What you should do =>
Print all the entries verbatim.
┌──
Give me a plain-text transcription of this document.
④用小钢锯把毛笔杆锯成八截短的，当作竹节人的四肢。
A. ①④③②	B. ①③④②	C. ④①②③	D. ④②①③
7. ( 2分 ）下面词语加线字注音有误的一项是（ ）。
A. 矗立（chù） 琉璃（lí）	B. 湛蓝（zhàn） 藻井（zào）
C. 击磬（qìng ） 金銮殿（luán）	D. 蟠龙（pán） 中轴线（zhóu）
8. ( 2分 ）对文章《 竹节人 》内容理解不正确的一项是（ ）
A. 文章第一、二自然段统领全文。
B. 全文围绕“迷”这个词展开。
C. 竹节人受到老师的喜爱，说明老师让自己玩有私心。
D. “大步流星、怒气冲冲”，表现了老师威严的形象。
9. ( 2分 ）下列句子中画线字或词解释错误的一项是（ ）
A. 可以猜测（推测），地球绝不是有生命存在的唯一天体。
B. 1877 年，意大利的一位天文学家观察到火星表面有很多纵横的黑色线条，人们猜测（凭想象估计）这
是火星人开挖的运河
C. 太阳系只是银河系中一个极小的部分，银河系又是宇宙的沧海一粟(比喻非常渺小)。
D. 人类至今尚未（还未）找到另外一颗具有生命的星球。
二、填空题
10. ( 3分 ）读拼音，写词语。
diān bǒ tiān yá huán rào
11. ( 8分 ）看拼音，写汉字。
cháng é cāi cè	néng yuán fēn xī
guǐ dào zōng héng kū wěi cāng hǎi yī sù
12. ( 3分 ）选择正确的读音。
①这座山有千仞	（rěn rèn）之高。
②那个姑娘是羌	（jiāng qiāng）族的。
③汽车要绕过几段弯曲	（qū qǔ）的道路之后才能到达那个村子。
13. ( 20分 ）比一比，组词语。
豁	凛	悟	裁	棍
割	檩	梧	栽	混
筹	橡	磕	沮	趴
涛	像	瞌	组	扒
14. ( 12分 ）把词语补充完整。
└──
Response below =>
Give me a plain-text transcription of this document.
④用小钢锯把毛笔杆锯成八截短的，当作竹节人的四肢。
A. ①④③②	B. ①③④②	C. ④①②③	D. ④②①③
7. ( 2分 ）下面词语加线字注音有误的一项是（ ）。
A. 矗立（chù） 琉璃（lí）	B. 湛蓝（zhàn） 藻井（zào）
C. 击磬（qìng ） 金銮殿（luán）	D. 蟠龙（pán） 中轴线（zhóu）
8. ( 2分 ）对文章《 竹节人 》内容理解不正确的一项是（ ）
A. 文章第一、二自然段统领全文。
B. 全文围绕“迷”这个词展开。
C. 竹节人受到老师的喜爱，说明老师让自己玩有私心。
D. “大步流星、怒气冲冲”，表现了老师威严的形象。
9. ( 2分 ）下列句子中画线字或词解释错误的一项是（ ）
A. 可以猜测（推测），地球绝不是有生命存在的唯一天体。
B. 1877 年，意大利的一位天文学家观察到火星表面有很多纵横的黑色线条，人们猜测（凭想象估计）这
是火星人开挖的运河
C. 太阳系只是银河系中一个极小的部分，银河系又是宇宙的沧海一粟(比喻非常渺小)。
D. 人类至今尚未（还未）找到另外一颗具有生命的星球。
二、填空题
10. ( 3分 ）读拼音，写词语。
diān bǒ tiān yá huán rào
11. ( 8分 ）看拼音，写汉字。
cháng é cāi cè	néng yuán fēn xī
guǐ dào zōng héng kū wěi cāng hǎi yī sù
12. ( 3分 ）选择正确的读音。
①这座山有千仞	（rěn rèn）之高。
②那个姑娘是羌	（jiāng qiāng）族的。
③汽车要绕过几段弯曲	（qū qǔ）的道路之后才能到达那个村子。
13. ( 20分 ）比一比，组词语。
豁	凛	悟	裁	棍
割	檩	梧	栽	混
筹	橡	磕	沮	趴
涛	像	瞌	组	扒
14. ( 12分 ）把词语补充完整。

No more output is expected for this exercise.